▸ WRITTEN INSTRUCTION
Reproduce the material exactly, omitting nothing.
------ EXTRACTED ENTRIES
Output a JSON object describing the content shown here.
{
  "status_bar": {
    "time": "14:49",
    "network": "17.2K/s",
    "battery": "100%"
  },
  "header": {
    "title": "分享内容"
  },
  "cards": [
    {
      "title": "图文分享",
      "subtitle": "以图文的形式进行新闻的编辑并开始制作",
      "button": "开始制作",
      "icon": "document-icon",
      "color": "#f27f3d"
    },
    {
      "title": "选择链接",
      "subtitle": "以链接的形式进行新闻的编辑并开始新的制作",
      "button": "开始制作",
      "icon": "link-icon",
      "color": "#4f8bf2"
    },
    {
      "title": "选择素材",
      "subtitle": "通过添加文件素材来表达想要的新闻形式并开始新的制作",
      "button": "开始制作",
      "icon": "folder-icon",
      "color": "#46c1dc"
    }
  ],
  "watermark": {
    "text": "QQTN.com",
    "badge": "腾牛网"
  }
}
------------
▸ WRITTEN ANSWER
Output a JSON object describing the content shown here.
{
  "status_bar": {
    "time": "14:49",
    "network": "17.2K/s",
    "battery": "100%"
  },
  "header": {
    "title": "分享内容"
  },
  "cards": [
    {
      "title": "图文分享",
      "subtitle": "以图文的形式进行新闻的编辑并开始制作",
      "button": "开始制作",
      "icon": "document-icon",
      "color": "#f27f3d"
    },
    {
      "title": "选择链接",
      "subtitle": "以链接的形式进行新闻的编辑并开始新的制作",
      "button": "开始制作",
      "icon": "link-icon",
      "color": "#4f8bf2"
    },
    {
      "title": "选择素材",
      "subtitle": "通过添加文件素材来表达想要的新闻形式并开始新的制作",
      "button": "开始制作",
      "icon": "folder-icon",
      "color": "#46c1dc"
    }
  ],
  "watermark": {
    "text": "QQTN.com",
    "badge": "腾牛网"
  }
}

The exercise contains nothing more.